◆ Stated goal
Transcribe the listing in full, excluding any pictures.

◆ Dataset entries
====

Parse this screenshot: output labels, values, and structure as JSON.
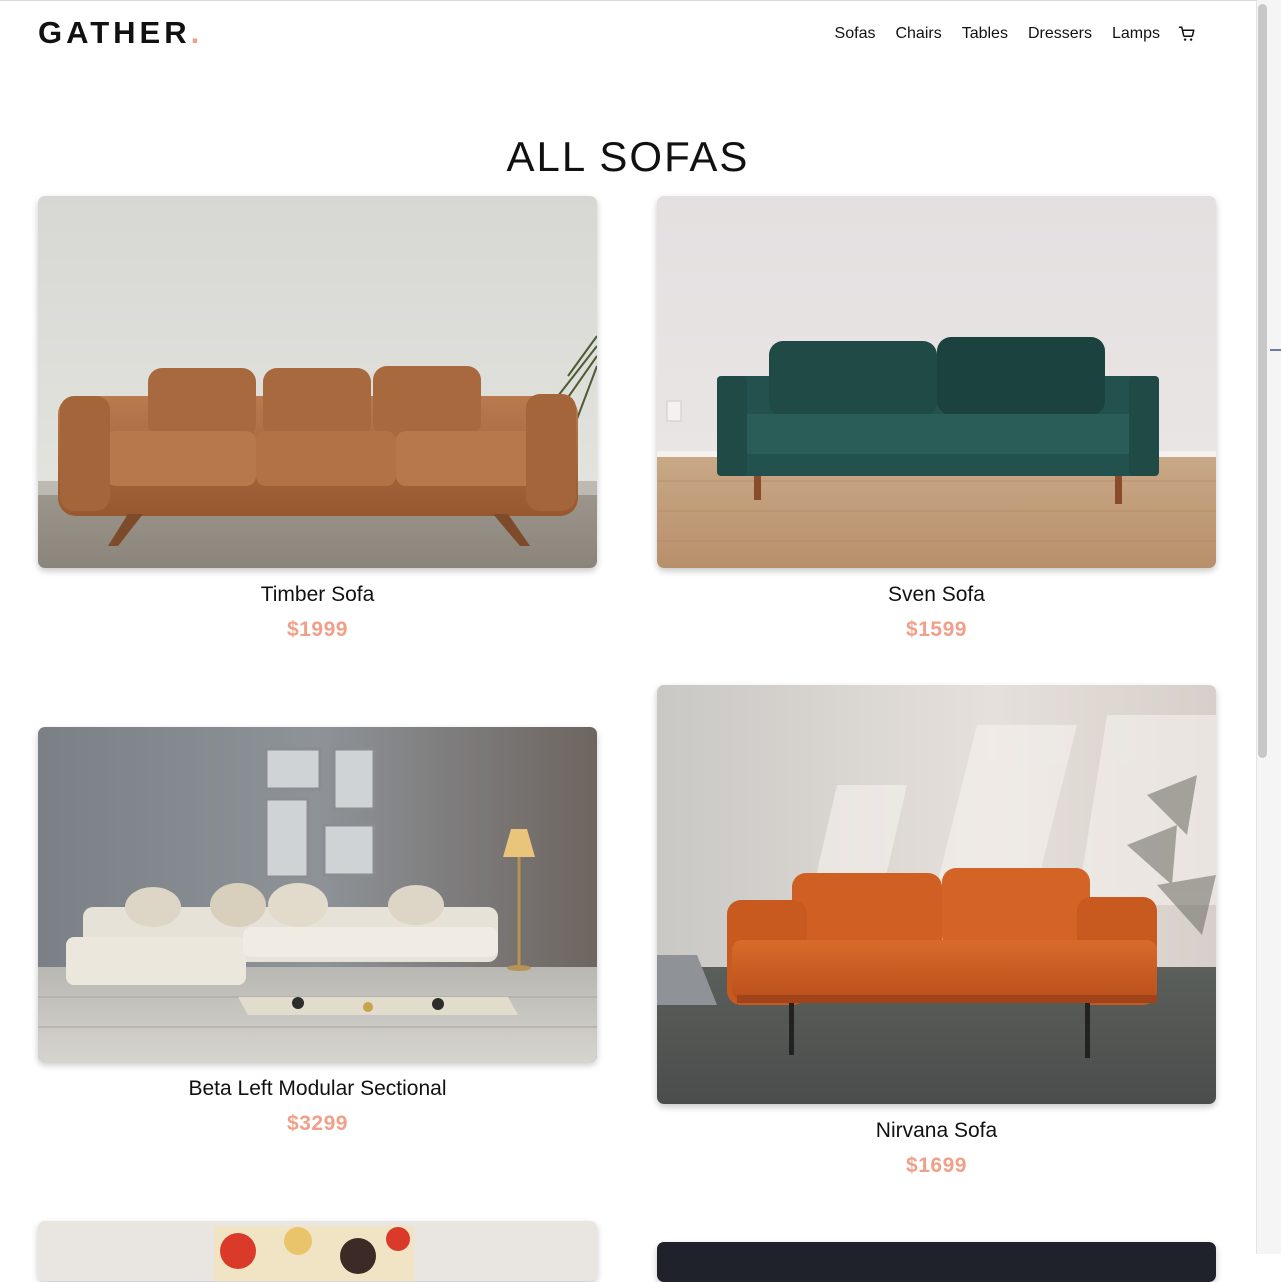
{
  "brand": {
    "name": "GATHER",
    "dot": ".",
    "accent": "#f0a089"
  },
  "nav": {
    "items": [
      {
        "label": "Sofas"
      },
      {
        "label": "Chairs"
      },
      {
        "label": "Tables"
      },
      {
        "label": "Dressers"
      },
      {
        "label": "Lamps"
      }
    ],
    "cart_icon": "cart-icon"
  },
  "page": {
    "title": "ALL SOFAS"
  },
  "products": [
    {
      "name": "Timber Sofa",
      "price": "$1999",
      "image": "tan-leather-sofa-photo"
    },
    {
      "name": "Sven Sofa",
      "price": "$1599",
      "image": "green-velvet-sofa-photo"
    },
    {
      "name": "Beta Left Modular Sectional",
      "price": "$3299",
      "image": "white-sectional-photo"
    },
    {
      "name": "Nirvana Sofa",
      "price": "$1699",
      "image": "orange-leather-sofa-photo"
    }
  ]
}
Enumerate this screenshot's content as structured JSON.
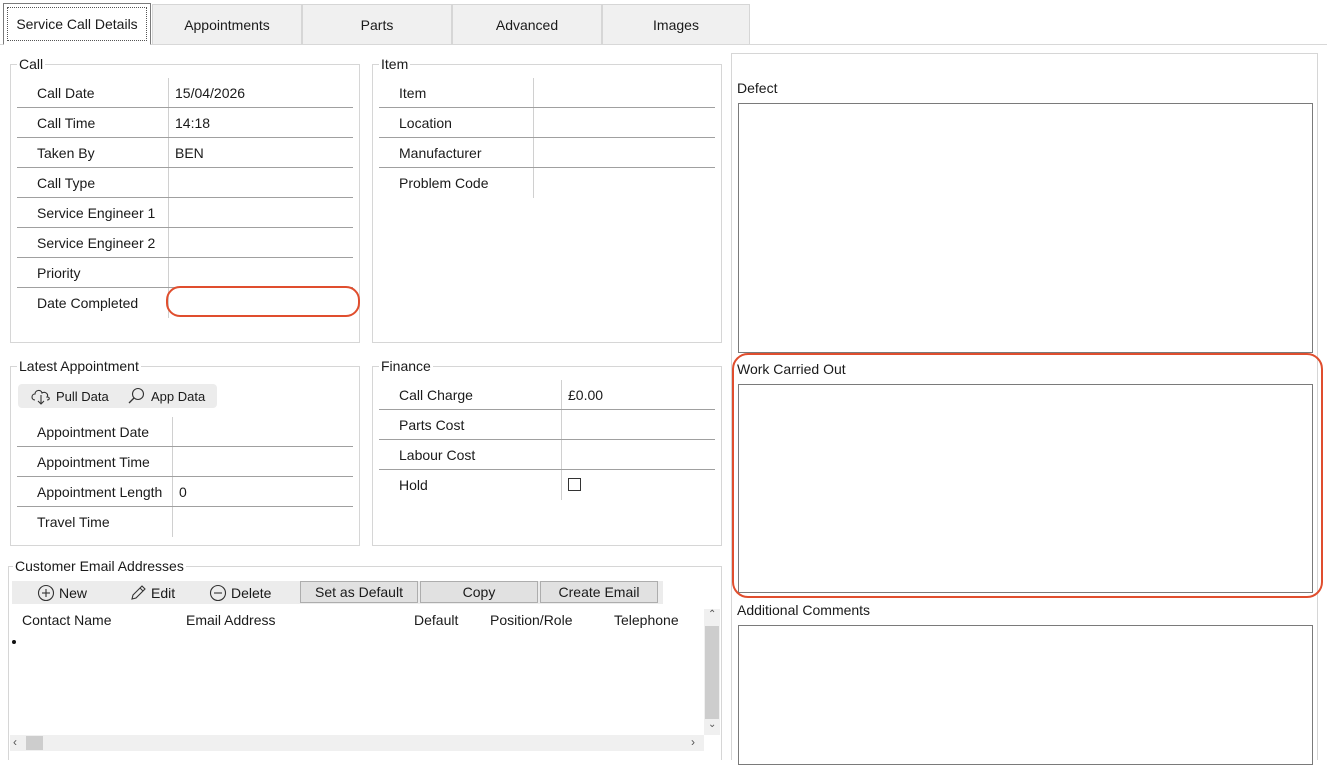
{
  "tabs": [
    {
      "label": "Service Call Details"
    },
    {
      "label": "Appointments"
    },
    {
      "label": "Parts"
    },
    {
      "label": "Advanced"
    },
    {
      "label": "Images"
    }
  ],
  "call": {
    "title": "Call",
    "rows": [
      {
        "label": "Call Date",
        "value": "15/04/2026"
      },
      {
        "label": "Call Time",
        "value": "14:18"
      },
      {
        "label": "Taken By",
        "value": "BEN"
      },
      {
        "label": "Call Type",
        "value": ""
      },
      {
        "label": "Service Engineer 1",
        "value": ""
      },
      {
        "label": "Service Engineer 2",
        "value": ""
      },
      {
        "label": "Priority",
        "value": ""
      },
      {
        "label": "Date Completed",
        "value": ""
      }
    ]
  },
  "item": {
    "title": "Item",
    "rows": [
      {
        "label": "Item",
        "value": ""
      },
      {
        "label": "Location",
        "value": ""
      },
      {
        "label": "Manufacturer",
        "value": ""
      },
      {
        "label": "Problem Code",
        "value": ""
      }
    ]
  },
  "latest": {
    "title": "Latest Appointment",
    "pull_label": "Pull Data",
    "app_label": "App Data",
    "rows": [
      {
        "label": "Appointment Date",
        "value": ""
      },
      {
        "label": "Appointment Time",
        "value": ""
      },
      {
        "label": "Appointment Length",
        "value": "0"
      },
      {
        "label": "Travel Time",
        "value": ""
      }
    ]
  },
  "finance": {
    "title": "Finance",
    "rows": [
      {
        "label": "Call Charge",
        "value": "£0.00"
      },
      {
        "label": "Parts Cost",
        "value": ""
      },
      {
        "label": "Labour Cost",
        "value": ""
      },
      {
        "label": "Hold",
        "value": ""
      }
    ],
    "hold_checked": false
  },
  "emails": {
    "title": "Customer Email Addresses",
    "new_label": "New",
    "edit_label": "Edit",
    "delete_label": "Delete",
    "set_default_label": "Set as Default",
    "copy_label": "Copy",
    "create_email_label": "Create Email",
    "columns": [
      "Contact Name",
      "Email Address",
      "Default",
      "Position/Role",
      "Telephone"
    ]
  },
  "right": {
    "defect_label": "Defect",
    "work_label": "Work Carried Out",
    "comments_label": "Additional Comments"
  },
  "colors": {
    "highlight": "#e04e2e"
  }
}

====

◆ Result of this exercise
Parse this screenshot: output labels, values, and structure as JSON.
{
  "brand": {
    "name": "GATHER",
    "dot": ".",
    "accent": "#f0a089"
  },
  "nav": {
    "items": [
      {
        "label": "Sofas"
      },
      {
        "label": "Chairs"
      },
      {
        "label": "Tables"
      },
      {
        "label": "Dressers"
      },
      {
        "label": "Lamps"
      }
    ],
    "cart_icon": "cart-icon"
  },
  "page": {
    "title": "ALL SOFAS"
  },
  "products": [
    {
      "name": "Timber Sofa",
      "price": "$1999",
      "image": "tan-leather-sofa-photo"
    },
    {
      "name": "Sven Sofa",
      "price": "$1599",
      "image": "green-velvet-sofa-photo"
    },
    {
      "name": "Beta Left Modular Sectional",
      "price": "$3299",
      "image": "white-sectional-photo"
    },
    {
      "name": "Nirvana Sofa",
      "price": "$1699",
      "image": "orange-leather-sofa-photo"
    }
  ]
}
Enumerate this screenshot's content as structured JSON.
{
  "tabs": [
    {
      "label": "Service Call Details"
    },
    {
      "label": "Appointments"
    },
    {
      "label": "Parts"
    },
    {
      "label": "Advanced"
    },
    {
      "label": "Images"
    }
  ],
  "call": {
    "title": "Call",
    "rows": [
      {
        "label": "Call Date",
        "value": "15/04/2026"
      },
      {
        "label": "Call Time",
        "value": "14:18"
      },
      {
        "label": "Taken By",
        "value": "BEN"
      },
      {
        "label": "Call Type",
        "value": ""
      },
      {
        "label": "Service Engineer 1",
        "value": ""
      },
      {
        "label": "Service Engineer 2",
        "value": ""
      },
      {
        "label": "Priority",
        "value": ""
      },
      {
        "label": "Date Completed",
        "value": ""
      }
    ]
  },
  "item": {
    "title": "Item",
    "rows": [
      {
        "label": "Item",
        "value": ""
      },
      {
        "label": "Location",
        "value": ""
      },
      {
        "label": "Manufacturer",
        "value": ""
      },
      {
        "label": "Problem Code",
        "value": ""
      }
    ]
  },
  "latest": {
    "title": "Latest Appointment",
    "pull_label": "Pull Data",
    "app_label": "App Data",
    "rows": [
      {
        "label": "Appointment Date",
        "value": ""
      },
      {
        "label": "Appointment Time",
        "value": ""
      },
      {
        "label": "Appointment Length",
        "value": "0"
      },
      {
        "label": "Travel Time",
        "value": ""
      }
    ]
  },
  "finance": {
    "title": "Finance",
    "rows": [
      {
        "label": "Call Charge",
        "value": "£0.00"
      },
      {
        "label": "Parts Cost",
        "value": ""
      },
      {
        "label": "Labour Cost",
        "value": ""
      },
      {
        "label": "Hold",
        "value": ""
      }
    ],
    "hold_checked": false
  },
  "emails": {
    "title": "Customer Email Addresses",
    "new_label": "New",
    "edit_label": "Edit",
    "delete_label": "Delete",
    "set_default_label": "Set as Default",
    "copy_label": "Copy",
    "create_email_label": "Create Email",
    "columns": [
      "Contact Name",
      "Email Address",
      "Default",
      "Position/Role",
      "Telephone"
    ]
  },
  "right": {
    "defect_label": "Defect",
    "work_label": "Work Carried Out",
    "comments_label": "Additional Comments"
  },
  "colors": {
    "highlight": "#e04e2e"
  }
}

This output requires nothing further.